* _PROBLEM REQUIREMENTS_
Quote all of the entries word for word.

* _Dataset items_
BEGIN

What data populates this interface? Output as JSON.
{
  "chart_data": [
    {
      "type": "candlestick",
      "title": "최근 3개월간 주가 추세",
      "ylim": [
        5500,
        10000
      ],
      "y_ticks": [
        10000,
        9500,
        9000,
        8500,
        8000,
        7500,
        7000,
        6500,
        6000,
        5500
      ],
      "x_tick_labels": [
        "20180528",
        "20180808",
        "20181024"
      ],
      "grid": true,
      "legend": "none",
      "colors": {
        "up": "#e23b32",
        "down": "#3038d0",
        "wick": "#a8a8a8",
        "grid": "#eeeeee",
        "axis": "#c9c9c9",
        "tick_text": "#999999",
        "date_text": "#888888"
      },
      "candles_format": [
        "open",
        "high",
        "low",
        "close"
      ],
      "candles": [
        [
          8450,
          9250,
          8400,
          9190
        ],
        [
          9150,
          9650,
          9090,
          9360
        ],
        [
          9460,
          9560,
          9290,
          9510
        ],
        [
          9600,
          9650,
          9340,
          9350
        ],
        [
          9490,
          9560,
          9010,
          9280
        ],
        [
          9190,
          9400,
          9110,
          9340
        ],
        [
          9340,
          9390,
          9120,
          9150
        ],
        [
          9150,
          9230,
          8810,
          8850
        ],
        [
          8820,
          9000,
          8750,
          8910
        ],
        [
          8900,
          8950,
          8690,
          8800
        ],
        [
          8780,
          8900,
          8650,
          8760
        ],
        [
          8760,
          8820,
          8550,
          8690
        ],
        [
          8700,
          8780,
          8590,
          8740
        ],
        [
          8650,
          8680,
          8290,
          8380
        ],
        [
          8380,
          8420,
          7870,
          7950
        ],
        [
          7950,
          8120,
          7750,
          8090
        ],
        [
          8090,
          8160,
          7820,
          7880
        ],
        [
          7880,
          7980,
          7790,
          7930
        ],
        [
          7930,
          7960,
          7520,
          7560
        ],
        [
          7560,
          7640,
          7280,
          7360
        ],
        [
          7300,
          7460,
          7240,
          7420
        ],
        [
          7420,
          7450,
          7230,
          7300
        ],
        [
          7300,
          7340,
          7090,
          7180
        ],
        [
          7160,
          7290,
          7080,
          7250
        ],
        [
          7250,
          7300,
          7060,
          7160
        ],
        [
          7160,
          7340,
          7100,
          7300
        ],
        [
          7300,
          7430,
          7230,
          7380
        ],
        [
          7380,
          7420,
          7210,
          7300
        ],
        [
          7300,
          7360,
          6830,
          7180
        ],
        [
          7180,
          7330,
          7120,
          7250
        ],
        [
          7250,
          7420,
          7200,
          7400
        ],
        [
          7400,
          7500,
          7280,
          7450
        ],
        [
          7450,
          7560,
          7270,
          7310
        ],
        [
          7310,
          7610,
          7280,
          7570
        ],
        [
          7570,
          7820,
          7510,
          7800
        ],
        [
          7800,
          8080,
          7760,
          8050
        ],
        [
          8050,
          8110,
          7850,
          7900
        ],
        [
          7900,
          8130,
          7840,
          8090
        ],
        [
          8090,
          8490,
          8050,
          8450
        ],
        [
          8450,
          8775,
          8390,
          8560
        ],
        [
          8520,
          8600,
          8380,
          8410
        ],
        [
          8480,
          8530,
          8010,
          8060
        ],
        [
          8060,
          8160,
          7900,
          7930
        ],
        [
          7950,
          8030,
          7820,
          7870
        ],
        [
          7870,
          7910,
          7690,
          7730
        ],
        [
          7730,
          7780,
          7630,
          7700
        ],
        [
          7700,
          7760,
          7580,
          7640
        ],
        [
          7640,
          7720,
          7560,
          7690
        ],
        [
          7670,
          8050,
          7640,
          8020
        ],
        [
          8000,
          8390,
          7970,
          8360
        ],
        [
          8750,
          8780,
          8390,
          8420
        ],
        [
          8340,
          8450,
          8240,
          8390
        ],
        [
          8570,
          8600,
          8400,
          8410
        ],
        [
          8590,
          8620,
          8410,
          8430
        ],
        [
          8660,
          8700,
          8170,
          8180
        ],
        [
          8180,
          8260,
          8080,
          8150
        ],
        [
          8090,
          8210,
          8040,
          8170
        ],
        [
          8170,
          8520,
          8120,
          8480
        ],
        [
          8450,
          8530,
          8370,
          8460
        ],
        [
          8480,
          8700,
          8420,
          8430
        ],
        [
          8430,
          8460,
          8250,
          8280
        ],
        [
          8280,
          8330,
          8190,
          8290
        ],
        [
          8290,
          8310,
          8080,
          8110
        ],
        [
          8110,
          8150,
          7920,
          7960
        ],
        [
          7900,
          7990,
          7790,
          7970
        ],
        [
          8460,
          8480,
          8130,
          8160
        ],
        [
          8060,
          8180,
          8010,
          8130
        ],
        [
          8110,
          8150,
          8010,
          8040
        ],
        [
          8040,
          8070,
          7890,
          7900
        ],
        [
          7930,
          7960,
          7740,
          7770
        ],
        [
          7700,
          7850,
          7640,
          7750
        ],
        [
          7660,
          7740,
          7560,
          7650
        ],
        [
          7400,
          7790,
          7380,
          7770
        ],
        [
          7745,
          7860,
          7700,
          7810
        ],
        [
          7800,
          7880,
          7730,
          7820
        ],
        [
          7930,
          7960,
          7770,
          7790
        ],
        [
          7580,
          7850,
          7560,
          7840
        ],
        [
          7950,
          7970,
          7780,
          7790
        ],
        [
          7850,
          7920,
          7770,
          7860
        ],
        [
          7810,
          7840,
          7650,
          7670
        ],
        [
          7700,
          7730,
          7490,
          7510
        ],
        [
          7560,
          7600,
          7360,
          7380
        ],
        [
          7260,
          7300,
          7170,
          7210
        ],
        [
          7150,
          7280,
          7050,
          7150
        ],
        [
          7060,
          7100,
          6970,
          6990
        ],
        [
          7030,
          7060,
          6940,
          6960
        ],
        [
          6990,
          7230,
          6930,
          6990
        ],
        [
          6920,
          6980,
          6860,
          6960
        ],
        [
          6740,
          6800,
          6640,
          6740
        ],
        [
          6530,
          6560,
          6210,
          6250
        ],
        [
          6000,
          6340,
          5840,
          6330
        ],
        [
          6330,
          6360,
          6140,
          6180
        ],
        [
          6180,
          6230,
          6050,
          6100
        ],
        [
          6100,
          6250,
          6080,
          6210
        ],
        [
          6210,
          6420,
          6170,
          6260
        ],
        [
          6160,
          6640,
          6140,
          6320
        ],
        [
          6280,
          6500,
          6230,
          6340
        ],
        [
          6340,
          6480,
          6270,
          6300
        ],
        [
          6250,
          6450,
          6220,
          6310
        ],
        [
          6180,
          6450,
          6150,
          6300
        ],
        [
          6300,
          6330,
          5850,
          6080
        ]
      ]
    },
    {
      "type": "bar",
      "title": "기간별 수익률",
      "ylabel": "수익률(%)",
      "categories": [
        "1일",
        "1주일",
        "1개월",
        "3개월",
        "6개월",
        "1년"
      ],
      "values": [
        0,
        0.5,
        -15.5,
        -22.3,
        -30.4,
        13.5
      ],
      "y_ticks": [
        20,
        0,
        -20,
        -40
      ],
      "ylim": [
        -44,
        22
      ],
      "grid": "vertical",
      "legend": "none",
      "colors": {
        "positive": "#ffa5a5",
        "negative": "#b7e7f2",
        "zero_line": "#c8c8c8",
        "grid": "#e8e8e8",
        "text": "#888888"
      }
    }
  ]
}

END

* _ANSWER FOR THE TASK_
What data populates this interface? Output as JSON.
{
  "chart_data": [
    {
      "type": "candlestick",
      "title": "최근 3개월간 주가 추세",
      "ylim": [
        5500,
        10000
      ],
      "y_ticks": [
        10000,
        9500,
        9000,
        8500,
        8000,
        7500,
        7000,
        6500,
        6000,
        5500
      ],
      "x_tick_labels": [
        "20180528",
        "20180808",
        "20181024"
      ],
      "grid": true,
      "legend": "none",
      "colors": {
        "up": "#e23b32",
        "down": "#3038d0",
        "wick": "#a8a8a8",
        "grid": "#eeeeee",
        "axis": "#c9c9c9",
        "tick_text": "#999999",
        "date_text": "#888888"
      },
      "candles_format": [
        "open",
        "high",
        "low",
        "close"
      ],
      "candles": [
        [
          8450,
          9250,
          8400,
          9190
        ],
        [
          9150,
          9650,
          9090,
          9360
        ],
        [
          9460,
          9560,
          9290,
          9510
        ],
        [
          9600,
          9650,
          9340,
          9350
        ],
        [
          9490,
          9560,
          9010,
          9280
        ],
        [
          9190,
          9400,
          9110,
          9340
        ],
        [
          9340,
          9390,
          9120,
          9150
        ],
        [
          9150,
          9230,
          8810,
          8850
        ],
        [
          8820,
          9000,
          8750,
          8910
        ],
        [
          8900,
          8950,
          8690,
          8800
        ],
        [
          8780,
          8900,
          8650,
          8760
        ],
        [
          8760,
          8820,
          8550,
          8690
        ],
        [
          8700,
          8780,
          8590,
          8740
        ],
        [
          8650,
          8680,
          8290,
          8380
        ],
        [
          8380,
          8420,
          7870,
          7950
        ],
        [
          7950,
          8120,
          7750,
          8090
        ],
        [
          8090,
          8160,
          7820,
          7880
        ],
        [
          7880,
          7980,
          7790,
          7930
        ],
        [
          7930,
          7960,
          7520,
          7560
        ],
        [
          7560,
          7640,
          7280,
          7360
        ],
        [
          7300,
          7460,
          7240,
          7420
        ],
        [
          7420,
          7450,
          7230,
          7300
        ],
        [
          7300,
          7340,
          7090,
          7180
        ],
        [
          7160,
          7290,
          7080,
          7250
        ],
        [
          7250,
          7300,
          7060,
          7160
        ],
        [
          7160,
          7340,
          7100,
          7300
        ],
        [
          7300,
          7430,
          7230,
          7380
        ],
        [
          7380,
          7420,
          7210,
          7300
        ],
        [
          7300,
          7360,
          6830,
          7180
        ],
        [
          7180,
          7330,
          7120,
          7250
        ],
        [
          7250,
          7420,
          7200,
          7400
        ],
        [
          7400,
          7500,
          7280,
          7450
        ],
        [
          7450,
          7560,
          7270,
          7310
        ],
        [
          7310,
          7610,
          7280,
          7570
        ],
        [
          7570,
          7820,
          7510,
          7800
        ],
        [
          7800,
          8080,
          7760,
          8050
        ],
        [
          8050,
          8110,
          7850,
          7900
        ],
        [
          7900,
          8130,
          7840,
          8090
        ],
        [
          8090,
          8490,
          8050,
          8450
        ],
        [
          8450,
          8775,
          8390,
          8560
        ],
        [
          8520,
          8600,
          8380,
          8410
        ],
        [
          8480,
          8530,
          8010,
          8060
        ],
        [
          8060,
          8160,
          7900,
          7930
        ],
        [
          7950,
          8030,
          7820,
          7870
        ],
        [
          7870,
          7910,
          7690,
          7730
        ],
        [
          7730,
          7780,
          7630,
          7700
        ],
        [
          7700,
          7760,
          7580,
          7640
        ],
        [
          7640,
          7720,
          7560,
          7690
        ],
        [
          7670,
          8050,
          7640,
          8020
        ],
        [
          8000,
          8390,
          7970,
          8360
        ],
        [
          8750,
          8780,
          8390,
          8420
        ],
        [
          8340,
          8450,
          8240,
          8390
        ],
        [
          8570,
          8600,
          8400,
          8410
        ],
        [
          8590,
          8620,
          8410,
          8430
        ],
        [
          8660,
          8700,
          8170,
          8180
        ],
        [
          8180,
          8260,
          8080,
          8150
        ],
        [
          8090,
          8210,
          8040,
          8170
        ],
        [
          8170,
          8520,
          8120,
          8480
        ],
        [
          8450,
          8530,
          8370,
          8460
        ],
        [
          8480,
          8700,
          8420,
          8430
        ],
        [
          8430,
          8460,
          8250,
          8280
        ],
        [
          8280,
          8330,
          8190,
          8290
        ],
        [
          8290,
          8310,
          8080,
          8110
        ],
        [
          8110,
          8150,
          7920,
          7960
        ],
        [
          7900,
          7990,
          7790,
          7970
        ],
        [
          8460,
          8480,
          8130,
          8160
        ],
        [
          8060,
          8180,
          8010,
          8130
        ],
        [
          8110,
          8150,
          8010,
          8040
        ],
        [
          8040,
          8070,
          7890,
          7900
        ],
        [
          7930,
          7960,
          7740,
          7770
        ],
        [
          7700,
          7850,
          7640,
          7750
        ],
        [
          7660,
          7740,
          7560,
          7650
        ],
        [
          7400,
          7790,
          7380,
          7770
        ],
        [
          7745,
          7860,
          7700,
          7810
        ],
        [
          7800,
          7880,
          7730,
          7820
        ],
        [
          7930,
          7960,
          7770,
          7790
        ],
        [
          7580,
          7850,
          7560,
          7840
        ],
        [
          7950,
          7970,
          7780,
          7790
        ],
        [
          7850,
          7920,
          7770,
          7860
        ],
        [
          7810,
          7840,
          7650,
          7670
        ],
        [
          7700,
          7730,
          7490,
          7510
        ],
        [
          7560,
          7600,
          7360,
          7380
        ],
        [
          7260,
          7300,
          7170,
          7210
        ],
        [
          7150,
          7280,
          7050,
          7150
        ],
        [
          7060,
          7100,
          6970,
          6990
        ],
        [
          7030,
          7060,
          6940,
          6960
        ],
        [
          6990,
          7230,
          6930,
          6990
        ],
        [
          6920,
          6980,
          6860,
          6960
        ],
        [
          6740,
          6800,
          6640,
          6740
        ],
        [
          6530,
          6560,
          6210,
          6250
        ],
        [
          6000,
          6340,
          5840,
          6330
        ],
        [
          6330,
          6360,
          6140,
          6180
        ],
        [
          6180,
          6230,
          6050,
          6100
        ],
        [
          6100,
          6250,
          6080,
          6210
        ],
        [
          6210,
          6420,
          6170,
          6260
        ],
        [
          6160,
          6640,
          6140,
          6320
        ],
        [
          6280,
          6500,
          6230,
          6340
        ],
        [
          6340,
          6480,
          6270,
          6300
        ],
        [
          6250,
          6450,
          6220,
          6310
        ],
        [
          6180,
          6450,
          6150,
          6300
        ],
        [
          6300,
          6330,
          5850,
          6080
        ]
      ]
    },
    {
      "type": "bar",
      "title": "기간별 수익률",
      "ylabel": "수익률(%)",
      "categories": [
        "1일",
        "1주일",
        "1개월",
        "3개월",
        "6개월",
        "1년"
      ],
      "values": [
        0,
        0.5,
        -15.5,
        -22.3,
        -30.4,
        13.5
      ],
      "y_ticks": [
        20,
        0,
        -20,
        -40
      ],
      "ylim": [
        -44,
        22
      ],
      "grid": "vertical",
      "legend": "none",
      "colors": {
        "positive": "#ffa5a5",
        "negative": "#b7e7f2",
        "zero_line": "#c8c8c8",
        "grid": "#e8e8e8",
        "text": "#888888"
      }
    }
  ]
}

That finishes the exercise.